Brief
Return each entry exactly, with none missing.

Data excerpts
####

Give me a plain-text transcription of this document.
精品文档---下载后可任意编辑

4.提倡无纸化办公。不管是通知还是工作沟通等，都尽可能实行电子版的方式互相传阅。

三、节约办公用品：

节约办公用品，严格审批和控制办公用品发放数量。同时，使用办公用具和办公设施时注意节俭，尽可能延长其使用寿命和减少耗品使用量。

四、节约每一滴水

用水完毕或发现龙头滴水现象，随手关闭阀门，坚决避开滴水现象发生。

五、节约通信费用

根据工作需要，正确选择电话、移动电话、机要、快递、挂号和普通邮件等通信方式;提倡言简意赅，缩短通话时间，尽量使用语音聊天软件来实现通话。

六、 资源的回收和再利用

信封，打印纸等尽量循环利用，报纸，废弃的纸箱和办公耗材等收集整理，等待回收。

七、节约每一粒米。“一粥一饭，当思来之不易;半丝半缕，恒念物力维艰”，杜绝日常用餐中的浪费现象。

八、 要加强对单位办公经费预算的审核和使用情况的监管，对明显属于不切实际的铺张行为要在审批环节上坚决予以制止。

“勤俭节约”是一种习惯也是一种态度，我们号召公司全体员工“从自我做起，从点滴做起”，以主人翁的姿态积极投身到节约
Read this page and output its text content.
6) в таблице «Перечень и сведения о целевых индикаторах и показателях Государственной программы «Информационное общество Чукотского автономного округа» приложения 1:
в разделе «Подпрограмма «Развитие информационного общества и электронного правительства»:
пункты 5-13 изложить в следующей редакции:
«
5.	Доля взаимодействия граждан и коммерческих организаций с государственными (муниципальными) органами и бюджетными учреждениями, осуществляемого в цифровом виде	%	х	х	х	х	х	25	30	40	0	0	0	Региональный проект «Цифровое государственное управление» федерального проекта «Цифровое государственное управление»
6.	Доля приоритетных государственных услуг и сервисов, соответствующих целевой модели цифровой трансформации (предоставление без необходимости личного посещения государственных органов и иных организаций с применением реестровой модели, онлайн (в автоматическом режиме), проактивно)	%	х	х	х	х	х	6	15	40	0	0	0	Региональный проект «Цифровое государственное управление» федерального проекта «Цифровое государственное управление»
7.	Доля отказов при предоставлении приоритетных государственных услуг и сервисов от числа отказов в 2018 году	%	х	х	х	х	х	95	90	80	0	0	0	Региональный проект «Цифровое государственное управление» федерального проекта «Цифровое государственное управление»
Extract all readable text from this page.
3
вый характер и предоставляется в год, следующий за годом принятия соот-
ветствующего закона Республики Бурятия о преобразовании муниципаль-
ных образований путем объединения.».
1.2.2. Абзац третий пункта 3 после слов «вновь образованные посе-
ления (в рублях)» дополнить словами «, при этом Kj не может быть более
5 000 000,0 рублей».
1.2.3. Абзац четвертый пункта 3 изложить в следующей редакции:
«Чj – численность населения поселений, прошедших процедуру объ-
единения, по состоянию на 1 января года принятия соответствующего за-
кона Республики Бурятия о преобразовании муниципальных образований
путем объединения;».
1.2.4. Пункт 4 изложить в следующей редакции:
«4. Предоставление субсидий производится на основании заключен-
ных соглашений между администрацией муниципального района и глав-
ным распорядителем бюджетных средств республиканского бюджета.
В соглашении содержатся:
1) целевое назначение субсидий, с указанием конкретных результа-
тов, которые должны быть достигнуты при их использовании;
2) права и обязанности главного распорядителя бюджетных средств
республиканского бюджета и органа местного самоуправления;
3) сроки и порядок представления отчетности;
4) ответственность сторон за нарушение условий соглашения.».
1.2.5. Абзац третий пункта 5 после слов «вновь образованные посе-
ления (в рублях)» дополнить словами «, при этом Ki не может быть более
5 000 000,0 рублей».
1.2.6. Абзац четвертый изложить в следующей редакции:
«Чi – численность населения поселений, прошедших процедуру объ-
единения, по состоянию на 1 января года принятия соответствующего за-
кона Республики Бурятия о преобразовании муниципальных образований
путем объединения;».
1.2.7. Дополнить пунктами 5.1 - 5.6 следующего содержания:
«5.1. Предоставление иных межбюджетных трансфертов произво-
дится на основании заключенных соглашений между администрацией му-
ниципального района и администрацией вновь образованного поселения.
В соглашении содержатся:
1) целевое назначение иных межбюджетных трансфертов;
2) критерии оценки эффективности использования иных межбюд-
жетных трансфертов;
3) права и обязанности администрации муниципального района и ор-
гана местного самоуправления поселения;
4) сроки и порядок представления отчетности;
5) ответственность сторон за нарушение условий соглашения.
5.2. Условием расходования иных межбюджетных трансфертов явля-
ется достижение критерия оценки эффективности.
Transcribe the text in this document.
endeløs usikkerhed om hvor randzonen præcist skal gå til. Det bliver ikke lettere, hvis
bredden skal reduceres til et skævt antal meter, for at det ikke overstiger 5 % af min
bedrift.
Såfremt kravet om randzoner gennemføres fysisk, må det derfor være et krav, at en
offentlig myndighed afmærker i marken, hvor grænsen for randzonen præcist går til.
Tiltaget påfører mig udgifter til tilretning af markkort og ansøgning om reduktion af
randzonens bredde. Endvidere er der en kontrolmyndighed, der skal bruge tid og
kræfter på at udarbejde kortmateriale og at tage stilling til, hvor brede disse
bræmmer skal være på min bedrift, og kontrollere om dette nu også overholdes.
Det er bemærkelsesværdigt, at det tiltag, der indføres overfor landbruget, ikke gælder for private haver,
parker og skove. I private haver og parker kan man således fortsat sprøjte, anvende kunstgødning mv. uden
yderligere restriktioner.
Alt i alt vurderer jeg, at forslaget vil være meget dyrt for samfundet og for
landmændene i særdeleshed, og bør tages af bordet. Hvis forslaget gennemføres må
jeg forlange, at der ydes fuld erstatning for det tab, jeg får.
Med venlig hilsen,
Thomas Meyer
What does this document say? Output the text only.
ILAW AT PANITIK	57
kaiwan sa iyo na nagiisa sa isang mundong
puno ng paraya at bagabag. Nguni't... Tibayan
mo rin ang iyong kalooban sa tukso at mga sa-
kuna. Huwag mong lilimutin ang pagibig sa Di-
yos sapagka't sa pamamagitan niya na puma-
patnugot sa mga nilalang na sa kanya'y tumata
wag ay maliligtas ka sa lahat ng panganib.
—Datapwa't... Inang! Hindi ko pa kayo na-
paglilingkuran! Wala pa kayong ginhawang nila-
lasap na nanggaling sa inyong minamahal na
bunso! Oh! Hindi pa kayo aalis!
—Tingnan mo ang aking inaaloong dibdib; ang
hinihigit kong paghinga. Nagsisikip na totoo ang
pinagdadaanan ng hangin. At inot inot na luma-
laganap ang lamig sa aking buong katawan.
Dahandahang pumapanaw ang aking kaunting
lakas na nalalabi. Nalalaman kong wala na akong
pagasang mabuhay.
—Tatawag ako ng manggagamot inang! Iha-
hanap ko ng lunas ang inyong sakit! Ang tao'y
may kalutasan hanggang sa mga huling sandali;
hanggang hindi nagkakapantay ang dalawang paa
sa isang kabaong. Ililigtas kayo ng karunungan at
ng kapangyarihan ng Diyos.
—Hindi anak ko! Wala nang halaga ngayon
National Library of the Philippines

####

Solution to this task
Give me a plain-text transcription of this document.
精品文档---下载后可任意编辑

4.提倡无纸化办公。不管是通知还是工作沟通等，都尽可能实行电子版的方式互相传阅。

三、节约办公用品：

节约办公用品，严格审批和控制办公用品发放数量。同时，使用办公用具和办公设施时注意节俭，尽可能延长其使用寿命和减少耗品使用量。

四、节约每一滴水

用水完毕或发现龙头滴水现象，随手关闭阀门，坚决避开滴水现象发生。

五、节约通信费用

根据工作需要，正确选择电话、移动电话、机要、快递、挂号和普通邮件等通信方式;提倡言简意赅，缩短通话时间，尽量使用语音聊天软件来实现通话。

六、 资源的回收和再利用

信封，打印纸等尽量循环利用，报纸，废弃的纸箱和办公耗材等收集整理，等待回收。

七、节约每一粒米。“一粥一饭，当思来之不易;半丝半缕，恒念物力维艰”，杜绝日常用餐中的浪费现象。

八、 要加强对单位办公经费预算的审核和使用情况的监管，对明显属于不切实际的铺张行为要在审批环节上坚决予以制止。

“勤俭节约”是一种习惯也是一种态度，我们号召公司全体员工“从自我做起，从点滴做起”，以主人翁的姿态积极投身到节约
Read this page and output its text content.
6) в таблице «Перечень и сведения о целевых индикаторах и показателях Государственной программы «Информационное общество Чукотского автономного округа» приложения 1:
в разделе «Подпрограмма «Развитие информационного общества и электронного правительства»:
пункты 5-13 изложить в следующей редакции:
«
5.	Доля взаимодействия граждан и коммерческих организаций с государственными (муниципальными) органами и бюджетными учреждениями, осуществляемого в цифровом виде	%	х	х	х	х	х	25	30	40	0	0	0	Региональный проект «Цифровое государственное управление» федерального проекта «Цифровое государственное управление»
6.	Доля приоритетных государственных услуг и сервисов, соответствующих целевой модели цифровой трансформации (предоставление без необходимости личного посещения государственных органов и иных организаций с применением реестровой модели, онлайн (в автоматическом режиме), проактивно)	%	х	х	х	х	х	6	15	40	0	0	0	Региональный проект «Цифровое государственное управление» федерального проекта «Цифровое государственное управление»
7.	Доля отказов при предоставлении приоритетных государственных услуг и сервисов от числа отказов в 2018 году	%	х	х	х	х	х	95	90	80	0	0	0	Региональный проект «Цифровое государственное управление» федерального проекта «Цифровое государственное управление»
Extract all readable text from this page.
3
вый характер и предоставляется в год, следующий за годом принятия соот-
ветствующего закона Республики Бурятия о преобразовании муниципаль-
ных образований путем объединения.».
1.2.2. Абзац третий пункта 3 после слов «вновь образованные посе-
ления (в рублях)» дополнить словами «, при этом Kj не может быть более
5 000 000,0 рублей».
1.2.3. Абзац четвертый пункта 3 изложить в следующей редакции:
«Чj – численность населения поселений, прошедших процедуру объ-
единения, по состоянию на 1 января года принятия соответствующего за-
кона Республики Бурятия о преобразовании муниципальных образований
путем объединения;».
1.2.4. Пункт 4 изложить в следующей редакции:
«4. Предоставление субсидий производится на основании заключен-
ных соглашений между администрацией муниципального района и глав-
ным распорядителем бюджетных средств республиканского бюджета.
В соглашении содержатся:
1) целевое назначение субсидий, с указанием конкретных результа-
тов, которые должны быть достигнуты при их использовании;
2) права и обязанности главного распорядителя бюджетных средств
республиканского бюджета и органа местного самоуправления;
3) сроки и порядок представления отчетности;
4) ответственность сторон за нарушение условий соглашения.».
1.2.5. Абзац третий пункта 5 после слов «вновь образованные посе-
ления (в рублях)» дополнить словами «, при этом Ki не может быть более
5 000 000,0 рублей».
1.2.6. Абзац четвертый изложить в следующей редакции:
«Чi – численность населения поселений, прошедших процедуру объ-
единения, по состоянию на 1 января года принятия соответствующего за-
кона Республики Бурятия о преобразовании муниципальных образований
путем объединения;».
1.2.7. Дополнить пунктами 5.1 - 5.6 следующего содержания:
«5.1. Предоставление иных межбюджетных трансфертов произво-
дится на основании заключенных соглашений между администрацией му-
ниципального района и администрацией вновь образованного поселения.
В соглашении содержатся:
1) целевое назначение иных межбюджетных трансфертов;
2) критерии оценки эффективности использования иных межбюд-
жетных трансфертов;
3) права и обязанности администрации муниципального района и ор-
гана местного самоуправления поселения;
4) сроки и порядок представления отчетности;
5) ответственность сторон за нарушение условий соглашения.
5.2. Условием расходования иных межбюджетных трансфертов явля-
ется достижение критерия оценки эффективности.
Transcribe the text in this document.
endeløs usikkerhed om hvor randzonen præcist skal gå til. Det bliver ikke lettere, hvis
bredden skal reduceres til et skævt antal meter, for at det ikke overstiger 5 % af min
bedrift.
Såfremt kravet om randzoner gennemføres fysisk, må det derfor være et krav, at en
offentlig myndighed afmærker i marken, hvor grænsen for randzonen præcist går til.
Tiltaget påfører mig udgifter til tilretning af markkort og ansøgning om reduktion af
randzonens bredde. Endvidere er der en kontrolmyndighed, der skal bruge tid og
kræfter på at udarbejde kortmateriale og at tage stilling til, hvor brede disse
bræmmer skal være på min bedrift, og kontrollere om dette nu også overholdes.
Det er bemærkelsesværdigt, at det tiltag, der indføres overfor landbruget, ikke gælder for private haver,
parker og skove. I private haver og parker kan man således fortsat sprøjte, anvende kunstgødning mv. uden
yderligere restriktioner.
Alt i alt vurderer jeg, at forslaget vil være meget dyrt for samfundet og for
landmændene i særdeleshed, og bør tages af bordet. Hvis forslaget gennemføres må
jeg forlange, at der ydes fuld erstatning for det tab, jeg får.
Med venlig hilsen,
Thomas Meyer
What does this document say? Output the text only.
ILAW AT PANITIK	57
kaiwan sa iyo na nagiisa sa isang mundong
puno ng paraya at bagabag. Nguni't... Tibayan
mo rin ang iyong kalooban sa tukso at mga sa-
kuna. Huwag mong lilimutin ang pagibig sa Di-
yos sapagka't sa pamamagitan niya na puma-
patnugot sa mga nilalang na sa kanya'y tumata
wag ay maliligtas ka sa lahat ng panganib.
—Datapwa't... Inang! Hindi ko pa kayo na-
paglilingkuran! Wala pa kayong ginhawang nila-
lasap na nanggaling sa inyong minamahal na
bunso! Oh! Hindi pa kayo aalis!
—Tingnan mo ang aking inaaloong dibdib; ang
hinihigit kong paghinga. Nagsisikip na totoo ang
pinagdadaanan ng hangin. At inot inot na luma-
laganap ang lamig sa aking buong katawan.
Dahandahang pumapanaw ang aking kaunting
lakas na nalalabi. Nalalaman kong wala na akong
pagasang mabuhay.
—Tatawag ako ng manggagamot inang! Iha-
hanap ko ng lunas ang inyong sakit! Ang tao'y
may kalutasan hanggang sa mga huling sandali;
hanggang hindi nagkakapantay ang dalawang paa
sa isang kabaong. Ililigtas kayo ng karunungan at
ng kapangyarihan ng Diyos.
—Hindi anak ko! Wala nang halaga ngayon
National Library of the Philippines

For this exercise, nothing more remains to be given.